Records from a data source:
-- -- --
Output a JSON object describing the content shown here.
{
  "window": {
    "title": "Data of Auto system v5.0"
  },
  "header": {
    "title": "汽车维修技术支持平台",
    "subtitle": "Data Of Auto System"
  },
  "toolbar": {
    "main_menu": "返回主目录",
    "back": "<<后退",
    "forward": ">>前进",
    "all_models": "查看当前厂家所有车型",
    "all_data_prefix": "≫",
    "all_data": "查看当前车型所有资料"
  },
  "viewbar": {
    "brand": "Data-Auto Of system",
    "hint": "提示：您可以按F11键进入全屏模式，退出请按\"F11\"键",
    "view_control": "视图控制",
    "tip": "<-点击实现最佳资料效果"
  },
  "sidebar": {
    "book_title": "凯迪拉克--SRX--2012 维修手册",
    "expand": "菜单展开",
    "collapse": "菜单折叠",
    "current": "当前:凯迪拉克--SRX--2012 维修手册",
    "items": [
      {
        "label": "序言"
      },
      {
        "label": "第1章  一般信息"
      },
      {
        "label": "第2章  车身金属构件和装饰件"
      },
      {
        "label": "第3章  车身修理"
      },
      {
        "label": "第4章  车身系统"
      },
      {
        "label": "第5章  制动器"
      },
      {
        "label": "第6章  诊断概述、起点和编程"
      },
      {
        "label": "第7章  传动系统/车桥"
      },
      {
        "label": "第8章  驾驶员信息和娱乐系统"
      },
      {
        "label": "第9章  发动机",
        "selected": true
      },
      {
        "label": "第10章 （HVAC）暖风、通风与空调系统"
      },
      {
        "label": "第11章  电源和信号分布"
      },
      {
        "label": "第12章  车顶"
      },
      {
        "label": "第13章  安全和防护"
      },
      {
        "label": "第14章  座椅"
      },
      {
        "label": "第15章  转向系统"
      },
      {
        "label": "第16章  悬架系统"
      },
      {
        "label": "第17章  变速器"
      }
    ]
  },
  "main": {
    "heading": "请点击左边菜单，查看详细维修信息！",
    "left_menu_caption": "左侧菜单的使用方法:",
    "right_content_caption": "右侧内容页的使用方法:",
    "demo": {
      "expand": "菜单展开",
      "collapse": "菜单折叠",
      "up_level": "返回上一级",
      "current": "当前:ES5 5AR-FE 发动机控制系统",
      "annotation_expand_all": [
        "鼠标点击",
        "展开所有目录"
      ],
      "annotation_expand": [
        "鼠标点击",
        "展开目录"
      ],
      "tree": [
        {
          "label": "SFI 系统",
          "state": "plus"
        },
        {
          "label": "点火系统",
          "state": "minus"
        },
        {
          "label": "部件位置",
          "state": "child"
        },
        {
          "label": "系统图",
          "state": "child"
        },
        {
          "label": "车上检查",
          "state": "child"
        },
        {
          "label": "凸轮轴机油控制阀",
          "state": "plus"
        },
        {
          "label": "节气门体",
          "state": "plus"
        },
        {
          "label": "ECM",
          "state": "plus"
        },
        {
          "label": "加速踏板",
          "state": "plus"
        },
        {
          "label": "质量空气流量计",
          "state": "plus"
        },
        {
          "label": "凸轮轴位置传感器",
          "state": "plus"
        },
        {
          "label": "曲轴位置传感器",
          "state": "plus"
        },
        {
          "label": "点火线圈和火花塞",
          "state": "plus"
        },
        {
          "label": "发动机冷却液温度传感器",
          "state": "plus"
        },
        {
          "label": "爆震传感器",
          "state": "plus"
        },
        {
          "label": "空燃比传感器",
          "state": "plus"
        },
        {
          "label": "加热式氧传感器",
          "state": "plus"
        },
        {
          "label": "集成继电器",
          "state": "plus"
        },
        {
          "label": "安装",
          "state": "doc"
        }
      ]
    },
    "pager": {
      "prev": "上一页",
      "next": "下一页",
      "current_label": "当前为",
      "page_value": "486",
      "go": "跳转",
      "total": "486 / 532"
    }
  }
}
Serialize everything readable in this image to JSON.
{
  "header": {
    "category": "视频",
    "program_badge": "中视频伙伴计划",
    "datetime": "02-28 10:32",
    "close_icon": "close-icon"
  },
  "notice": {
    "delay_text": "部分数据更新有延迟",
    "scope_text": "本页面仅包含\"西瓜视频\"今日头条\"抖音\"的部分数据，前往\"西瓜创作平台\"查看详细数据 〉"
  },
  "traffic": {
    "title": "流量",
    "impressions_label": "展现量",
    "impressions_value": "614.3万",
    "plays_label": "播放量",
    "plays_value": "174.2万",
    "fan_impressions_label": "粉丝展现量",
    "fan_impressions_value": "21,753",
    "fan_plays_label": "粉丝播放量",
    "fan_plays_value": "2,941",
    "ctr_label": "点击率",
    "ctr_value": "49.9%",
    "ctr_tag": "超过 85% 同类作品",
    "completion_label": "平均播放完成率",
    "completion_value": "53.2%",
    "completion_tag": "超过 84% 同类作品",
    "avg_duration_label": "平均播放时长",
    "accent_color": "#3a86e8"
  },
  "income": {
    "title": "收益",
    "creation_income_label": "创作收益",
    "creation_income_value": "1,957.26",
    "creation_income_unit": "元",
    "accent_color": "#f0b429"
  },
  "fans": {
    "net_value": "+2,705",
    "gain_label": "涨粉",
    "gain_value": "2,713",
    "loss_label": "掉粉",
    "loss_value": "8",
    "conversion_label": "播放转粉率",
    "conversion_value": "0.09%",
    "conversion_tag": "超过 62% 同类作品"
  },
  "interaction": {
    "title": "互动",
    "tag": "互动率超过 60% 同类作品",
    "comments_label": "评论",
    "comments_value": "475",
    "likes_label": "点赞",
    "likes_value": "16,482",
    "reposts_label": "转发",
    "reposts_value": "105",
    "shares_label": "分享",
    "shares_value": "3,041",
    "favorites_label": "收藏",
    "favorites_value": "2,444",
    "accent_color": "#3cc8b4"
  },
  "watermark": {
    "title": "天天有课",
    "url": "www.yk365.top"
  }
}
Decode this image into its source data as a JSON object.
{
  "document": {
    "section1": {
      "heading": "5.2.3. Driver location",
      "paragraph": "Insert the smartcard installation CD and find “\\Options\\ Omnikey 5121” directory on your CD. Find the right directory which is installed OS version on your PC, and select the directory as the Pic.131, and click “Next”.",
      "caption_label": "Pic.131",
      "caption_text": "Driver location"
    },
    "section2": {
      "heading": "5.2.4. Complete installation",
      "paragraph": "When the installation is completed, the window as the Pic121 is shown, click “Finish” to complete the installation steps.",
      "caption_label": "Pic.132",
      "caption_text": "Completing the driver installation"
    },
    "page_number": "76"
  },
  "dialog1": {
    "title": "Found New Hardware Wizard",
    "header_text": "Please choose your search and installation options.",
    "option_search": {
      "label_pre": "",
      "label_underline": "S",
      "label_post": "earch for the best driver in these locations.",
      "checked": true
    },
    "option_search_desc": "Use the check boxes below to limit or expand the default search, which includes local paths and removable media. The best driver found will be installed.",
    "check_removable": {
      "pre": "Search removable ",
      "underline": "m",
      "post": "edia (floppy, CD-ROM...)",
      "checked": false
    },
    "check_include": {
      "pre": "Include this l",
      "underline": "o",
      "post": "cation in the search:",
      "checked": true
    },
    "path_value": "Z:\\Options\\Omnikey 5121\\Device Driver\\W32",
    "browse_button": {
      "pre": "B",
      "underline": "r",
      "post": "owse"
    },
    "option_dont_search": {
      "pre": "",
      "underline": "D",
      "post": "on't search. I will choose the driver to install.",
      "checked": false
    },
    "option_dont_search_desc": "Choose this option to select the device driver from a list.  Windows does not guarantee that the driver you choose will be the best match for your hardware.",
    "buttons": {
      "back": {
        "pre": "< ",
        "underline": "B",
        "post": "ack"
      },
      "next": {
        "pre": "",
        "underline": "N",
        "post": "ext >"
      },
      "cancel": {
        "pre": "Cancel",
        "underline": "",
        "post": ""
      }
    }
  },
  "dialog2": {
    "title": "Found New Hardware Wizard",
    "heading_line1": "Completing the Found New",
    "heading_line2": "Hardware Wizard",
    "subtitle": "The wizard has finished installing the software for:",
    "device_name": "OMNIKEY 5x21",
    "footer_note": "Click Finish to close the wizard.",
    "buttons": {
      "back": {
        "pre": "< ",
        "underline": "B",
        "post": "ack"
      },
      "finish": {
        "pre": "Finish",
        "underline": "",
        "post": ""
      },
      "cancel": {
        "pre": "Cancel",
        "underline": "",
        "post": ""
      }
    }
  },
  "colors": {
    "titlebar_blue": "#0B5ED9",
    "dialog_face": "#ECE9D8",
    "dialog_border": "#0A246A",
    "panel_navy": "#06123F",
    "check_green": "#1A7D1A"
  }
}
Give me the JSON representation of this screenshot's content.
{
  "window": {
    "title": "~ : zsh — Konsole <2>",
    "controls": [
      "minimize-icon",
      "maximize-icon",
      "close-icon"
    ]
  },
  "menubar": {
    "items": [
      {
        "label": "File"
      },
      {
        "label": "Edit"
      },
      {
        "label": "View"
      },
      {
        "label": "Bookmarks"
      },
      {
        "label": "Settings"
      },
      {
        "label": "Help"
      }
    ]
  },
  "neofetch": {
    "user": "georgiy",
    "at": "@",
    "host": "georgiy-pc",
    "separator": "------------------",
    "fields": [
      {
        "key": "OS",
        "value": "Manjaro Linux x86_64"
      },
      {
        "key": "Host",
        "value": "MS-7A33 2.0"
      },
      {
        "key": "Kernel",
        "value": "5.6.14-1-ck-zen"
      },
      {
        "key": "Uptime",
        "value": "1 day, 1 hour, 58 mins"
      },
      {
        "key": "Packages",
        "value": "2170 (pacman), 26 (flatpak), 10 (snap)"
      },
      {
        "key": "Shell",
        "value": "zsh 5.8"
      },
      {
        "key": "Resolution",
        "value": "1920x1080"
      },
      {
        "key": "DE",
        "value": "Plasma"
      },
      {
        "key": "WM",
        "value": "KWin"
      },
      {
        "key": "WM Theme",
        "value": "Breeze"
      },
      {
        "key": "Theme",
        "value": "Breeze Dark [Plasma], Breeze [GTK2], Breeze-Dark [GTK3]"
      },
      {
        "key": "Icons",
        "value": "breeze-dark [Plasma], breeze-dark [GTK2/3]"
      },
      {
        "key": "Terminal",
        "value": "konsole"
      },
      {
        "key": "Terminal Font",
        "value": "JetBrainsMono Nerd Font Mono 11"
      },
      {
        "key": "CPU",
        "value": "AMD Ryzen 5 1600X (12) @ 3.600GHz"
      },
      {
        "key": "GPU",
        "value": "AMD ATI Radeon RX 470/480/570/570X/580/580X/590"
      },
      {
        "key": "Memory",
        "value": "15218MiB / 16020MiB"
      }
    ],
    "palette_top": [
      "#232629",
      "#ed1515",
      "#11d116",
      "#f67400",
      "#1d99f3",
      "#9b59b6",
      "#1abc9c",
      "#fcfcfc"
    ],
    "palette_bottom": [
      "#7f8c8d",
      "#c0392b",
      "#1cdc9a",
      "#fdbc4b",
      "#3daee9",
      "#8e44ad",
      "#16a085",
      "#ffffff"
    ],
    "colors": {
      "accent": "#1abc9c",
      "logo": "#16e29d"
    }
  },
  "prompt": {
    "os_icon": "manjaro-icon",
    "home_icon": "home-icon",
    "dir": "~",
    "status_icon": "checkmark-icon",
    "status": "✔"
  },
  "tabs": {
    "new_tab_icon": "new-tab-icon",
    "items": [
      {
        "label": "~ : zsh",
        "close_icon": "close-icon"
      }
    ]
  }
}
-- -- --
YOUR OBJECTIVE: Where a line of the data holds "Completing", show that line.

THE COMPLETED TASK:
      "caption_text": "Completing the driver installation"
    "heading_line1": "Completing the Found New",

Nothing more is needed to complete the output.